>>>

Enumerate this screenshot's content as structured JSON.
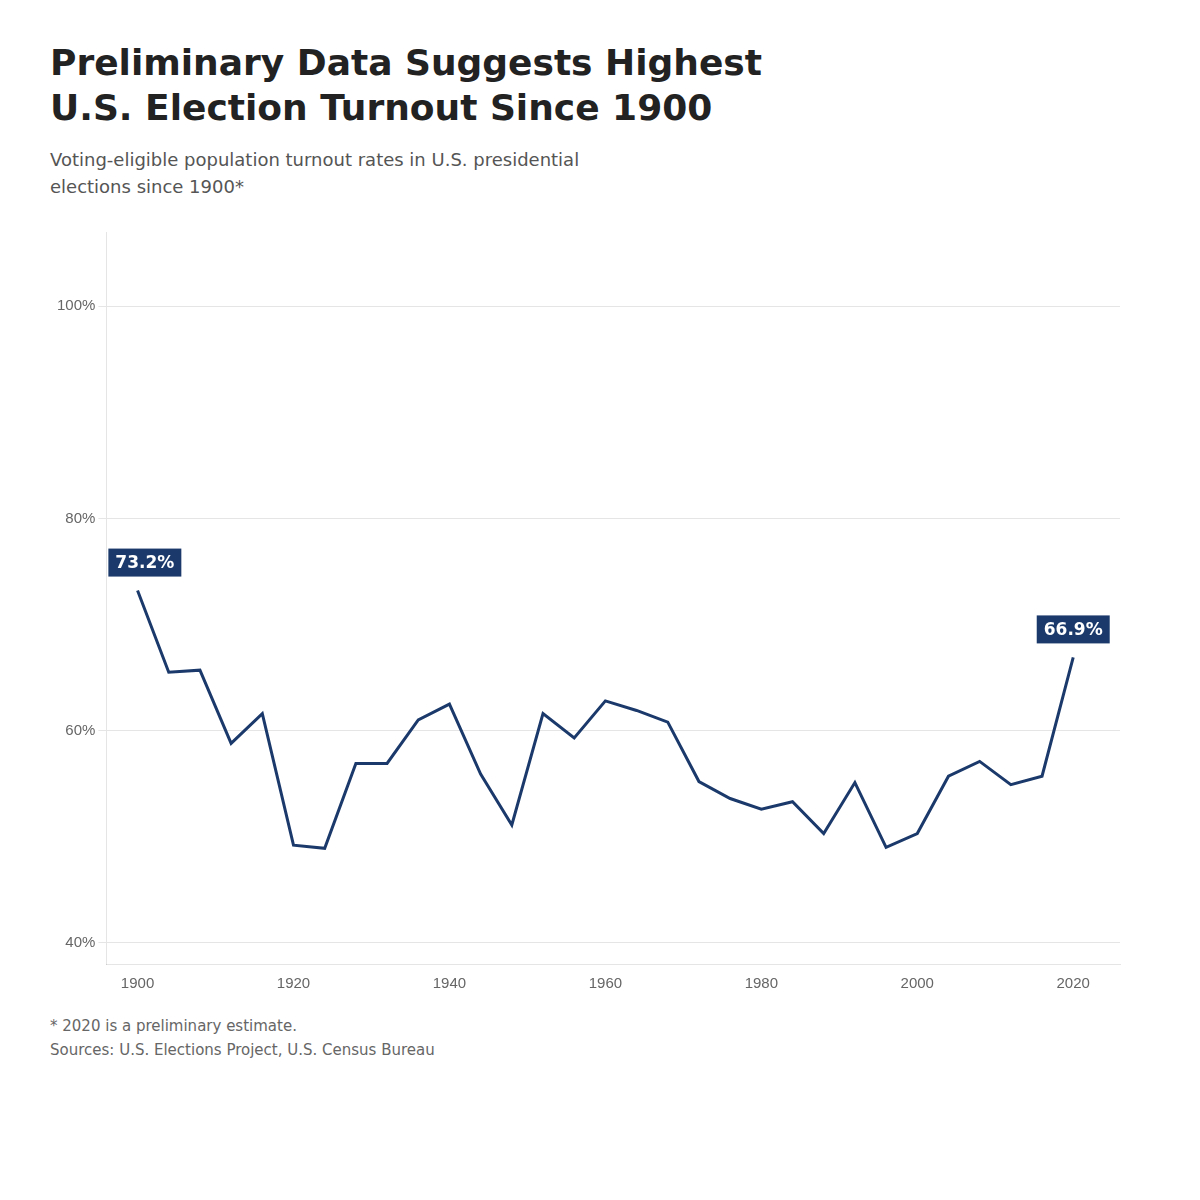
{
  "chart_data": {
    "type": "line",
    "title": "Preliminary Data Suggests Highest\nU.S. Election Turnout Since 1900",
    "subtitle": "Voting-eligible population turnout rates in U.S. presidential\nelections since 1900*",
    "x": [
      1900,
      1904,
      1908,
      1912,
      1916,
      1920,
      1924,
      1928,
      1932,
      1936,
      1940,
      1944,
      1948,
      1952,
      1956,
      1960,
      1964,
      1968,
      1972,
      1976,
      1980,
      1984,
      1988,
      1992,
      1996,
      2000,
      2004,
      2008,
      2012,
      2016,
      2020
    ],
    "values": [
      73.2,
      65.5,
      65.7,
      58.8,
      61.6,
      49.2,
      48.9,
      56.9,
      56.9,
      61.0,
      62.5,
      55.9,
      51.1,
      61.6,
      59.3,
      62.8,
      61.9,
      60.8,
      55.2,
      53.6,
      52.6,
      53.3,
      50.3,
      55.1,
      49.0,
      50.3,
      55.7,
      57.1,
      54.9,
      55.7,
      66.9
    ],
    "color": "#1B3A6B",
    "xlim": [
      1896,
      2026
    ],
    "xticks": [
      1900,
      1920,
      1940,
      1960,
      1980,
      2000,
      2020
    ],
    "ylim": [
      38,
      107
    ],
    "yticks": [
      {
        "value": 40,
        "label": "40%"
      },
      {
        "value": 60,
        "label": "60%"
      },
      {
        "value": 80,
        "label": "80%"
      },
      {
        "value": 100,
        "label": "100%"
      }
    ],
    "grid": true,
    "annotations": [
      {
        "x": 1900,
        "y": 73.2,
        "text": "73.2%"
      },
      {
        "x": 2020,
        "y": 66.9,
        "text": "66.9%"
      }
    ],
    "notes": [
      "* 2020 is a preliminary estimate.",
      "Sources: U.S. Elections Project, U.S. Census Bureau"
    ]
  }
}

<<<

- _Task description_:
With the pictures omitted, reproduce the records in full and exactly.

- _Result for this task_:
Enumerate this screenshot's content as structured JSON.
{
  "chart_data": {
    "type": "line",
    "title": "Preliminary Data Suggests Highest\nU.S. Election Turnout Since 1900",
    "subtitle": "Voting-eligible population turnout rates in U.S. presidential\nelections since 1900*",
    "x": [
      1900,
      1904,
      1908,
      1912,
      1916,
      1920,
      1924,
      1928,
      1932,
      1936,
      1940,
      1944,
      1948,
      1952,
      1956,
      1960,
      1964,
      1968,
      1972,
      1976,
      1980,
      1984,
      1988,
      1992,
      1996,
      2000,
      2004,
      2008,
      2012,
      2016,
      2020
    ],
    "values": [
      73.2,
      65.5,
      65.7,
      58.8,
      61.6,
      49.2,
      48.9,
      56.9,
      56.9,
      61.0,
      62.5,
      55.9,
      51.1,
      61.6,
      59.3,
      62.8,
      61.9,
      60.8,
      55.2,
      53.6,
      52.6,
      53.3,
      50.3,
      55.1,
      49.0,
      50.3,
      55.7,
      57.1,
      54.9,
      55.7,
      66.9
    ],
    "color": "#1B3A6B",
    "xlim": [
      1896,
      2026
    ],
    "xticks": [
      1900,
      1920,
      1940,
      1960,
      1980,
      2000,
      2020
    ],
    "ylim": [
      38,
      107
    ],
    "yticks": [
      {
        "value": 40,
        "label": "40%"
      },
      {
        "value": 60,
        "label": "60%"
      },
      {
        "value": 80,
        "label": "80%"
      },
      {
        "value": 100,
        "label": "100%"
      }
    ],
    "grid": true,
    "annotations": [
      {
        "x": 1900,
        "y": 73.2,
        "text": "73.2%"
      },
      {
        "x": 2020,
        "y": 66.9,
        "text": "66.9%"
      }
    ],
    "notes": [
      "* 2020 is a preliminary estimate.",
      "Sources: U.S. Elections Project, U.S. Census Bureau"
    ]
  }
}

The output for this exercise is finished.